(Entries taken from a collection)
+--
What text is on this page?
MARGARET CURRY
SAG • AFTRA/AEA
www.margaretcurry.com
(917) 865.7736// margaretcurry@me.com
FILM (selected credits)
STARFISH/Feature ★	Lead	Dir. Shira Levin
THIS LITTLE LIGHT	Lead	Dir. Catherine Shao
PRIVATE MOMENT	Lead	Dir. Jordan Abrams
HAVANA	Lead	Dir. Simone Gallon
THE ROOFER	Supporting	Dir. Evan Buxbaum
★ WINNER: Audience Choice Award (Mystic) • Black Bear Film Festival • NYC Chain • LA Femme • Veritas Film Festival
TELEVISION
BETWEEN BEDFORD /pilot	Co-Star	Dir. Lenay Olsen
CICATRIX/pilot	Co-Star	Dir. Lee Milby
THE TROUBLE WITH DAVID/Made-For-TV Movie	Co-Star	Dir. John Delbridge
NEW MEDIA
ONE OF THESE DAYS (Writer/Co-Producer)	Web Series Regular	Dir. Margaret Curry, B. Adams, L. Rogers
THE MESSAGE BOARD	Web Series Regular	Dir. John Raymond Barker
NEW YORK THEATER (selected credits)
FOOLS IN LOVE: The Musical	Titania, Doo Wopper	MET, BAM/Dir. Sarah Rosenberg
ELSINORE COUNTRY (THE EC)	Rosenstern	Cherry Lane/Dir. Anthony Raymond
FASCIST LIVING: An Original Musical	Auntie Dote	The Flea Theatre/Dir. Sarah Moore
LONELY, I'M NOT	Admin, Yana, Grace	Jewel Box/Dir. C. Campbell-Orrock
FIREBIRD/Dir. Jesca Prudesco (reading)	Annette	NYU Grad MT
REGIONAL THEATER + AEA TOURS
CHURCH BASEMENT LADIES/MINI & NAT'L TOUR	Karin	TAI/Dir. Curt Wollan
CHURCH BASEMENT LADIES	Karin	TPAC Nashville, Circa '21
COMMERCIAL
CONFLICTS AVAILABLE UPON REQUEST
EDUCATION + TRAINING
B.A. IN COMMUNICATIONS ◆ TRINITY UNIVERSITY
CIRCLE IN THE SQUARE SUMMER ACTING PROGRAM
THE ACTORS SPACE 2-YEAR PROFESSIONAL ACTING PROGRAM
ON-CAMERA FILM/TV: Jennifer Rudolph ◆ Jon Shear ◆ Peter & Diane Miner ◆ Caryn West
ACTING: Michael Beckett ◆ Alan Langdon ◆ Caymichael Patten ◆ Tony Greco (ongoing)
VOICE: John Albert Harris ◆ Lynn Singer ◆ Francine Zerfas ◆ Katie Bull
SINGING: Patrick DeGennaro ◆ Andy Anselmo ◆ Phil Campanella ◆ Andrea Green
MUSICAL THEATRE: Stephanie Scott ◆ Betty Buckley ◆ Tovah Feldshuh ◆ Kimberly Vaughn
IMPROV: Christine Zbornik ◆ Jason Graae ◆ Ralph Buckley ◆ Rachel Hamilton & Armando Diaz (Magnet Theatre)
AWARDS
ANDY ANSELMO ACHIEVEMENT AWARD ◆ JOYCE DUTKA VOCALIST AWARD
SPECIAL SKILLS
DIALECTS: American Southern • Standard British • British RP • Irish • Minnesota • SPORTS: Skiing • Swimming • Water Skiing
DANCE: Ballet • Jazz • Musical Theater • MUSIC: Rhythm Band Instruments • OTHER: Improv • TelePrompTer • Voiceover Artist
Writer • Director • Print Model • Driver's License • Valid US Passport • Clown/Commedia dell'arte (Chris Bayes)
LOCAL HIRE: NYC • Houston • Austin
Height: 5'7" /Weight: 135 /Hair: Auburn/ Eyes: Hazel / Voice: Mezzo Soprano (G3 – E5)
+--
Repeat the material from above exactly, word for word.

Final result:
What text is on this page?
MARGARET CURRY
SAG • AFTRA/AEA
www.margaretcurry.com
(917) 865.7736// margaretcurry@me.com
FILM (selected credits)
STARFISH/Feature ★	Lead	Dir. Shira Levin
THIS LITTLE LIGHT	Lead	Dir. Catherine Shao
PRIVATE MOMENT	Lead	Dir. Jordan Abrams
HAVANA	Lead	Dir. Simone Gallon
THE ROOFER	Supporting	Dir. Evan Buxbaum
★ WINNER: Audience Choice Award (Mystic) • Black Bear Film Festival • NYC Chain • LA Femme • Veritas Film Festival
TELEVISION
BETWEEN BEDFORD /pilot	Co-Star	Dir. Lenay Olsen
CICATRIX/pilot	Co-Star	Dir. Lee Milby
THE TROUBLE WITH DAVID/Made-For-TV Movie	Co-Star	Dir. John Delbridge
NEW MEDIA
ONE OF THESE DAYS (Writer/Co-Producer)	Web Series Regular	Dir. Margaret Curry, B. Adams, L. Rogers
THE MESSAGE BOARD	Web Series Regular	Dir. John Raymond Barker
NEW YORK THEATER (selected credits)
FOOLS IN LOVE: The Musical	Titania, Doo Wopper	MET, BAM/Dir. Sarah Rosenberg
ELSINORE COUNTRY (THE EC)	Rosenstern	Cherry Lane/Dir. Anthony Raymond
FASCIST LIVING: An Original Musical	Auntie Dote	The Flea Theatre/Dir. Sarah Moore
LONELY, I'M NOT	Admin, Yana, Grace	Jewel Box/Dir. C. Campbell-Orrock
FIREBIRD/Dir. Jesca Prudesco (reading)	Annette	NYU Grad MT
REGIONAL THEATER + AEA TOURS
CHURCH BASEMENT LADIES/MINI & NAT'L TOUR	Karin	TAI/Dir. Curt Wollan
CHURCH BASEMENT LADIES	Karin	TPAC Nashville, Circa '21
COMMERCIAL
CONFLICTS AVAILABLE UPON REQUEST
EDUCATION + TRAINING
B.A. IN COMMUNICATIONS ◆ TRINITY UNIVERSITY
CIRCLE IN THE SQUARE SUMMER ACTING PROGRAM
THE ACTORS SPACE 2-YEAR PROFESSIONAL ACTING PROGRAM
ON-CAMERA FILM/TV: Jennifer Rudolph ◆ Jon Shear ◆ Peter & Diane Miner ◆ Caryn West
ACTING: Michael Beckett ◆ Alan Langdon ◆ Caymichael Patten ◆ Tony Greco (ongoing)
VOICE: John Albert Harris ◆ Lynn Singer ◆ Francine Zerfas ◆ Katie Bull
SINGING: Patrick DeGennaro ◆ Andy Anselmo ◆ Phil Campanella ◆ Andrea Green
MUSICAL THEATRE: Stephanie Scott ◆ Betty Buckley ◆ Tovah Feldshuh ◆ Kimberly Vaughn
IMPROV: Christine Zbornik ◆ Jason Graae ◆ Ralph Buckley ◆ Rachel Hamilton & Armando Diaz (Magnet Theatre)
AWARDS
ANDY ANSELMO ACHIEVEMENT AWARD ◆ JOYCE DUTKA VOCALIST AWARD
SPECIAL SKILLS
DIALECTS: American Southern • Standard British • British RP • Irish • Minnesota • SPORTS: Skiing • Swimming • Water Skiing
DANCE: Ballet • Jazz • Musical Theater • MUSIC: Rhythm Band Instruments • OTHER: Improv • TelePrompTer • Voiceover Artist
Writer • Director • Print Model • Driver's License • Valid US Passport • Clown/Commedia dell'arte (Chris Bayes)
LOCAL HIRE: NYC • Houston • Austin
Height: 5'7" /Weight: 135 /Hair: Auburn/ Eyes: Hazel / Voice: Mezzo Soprano (G3 – E5)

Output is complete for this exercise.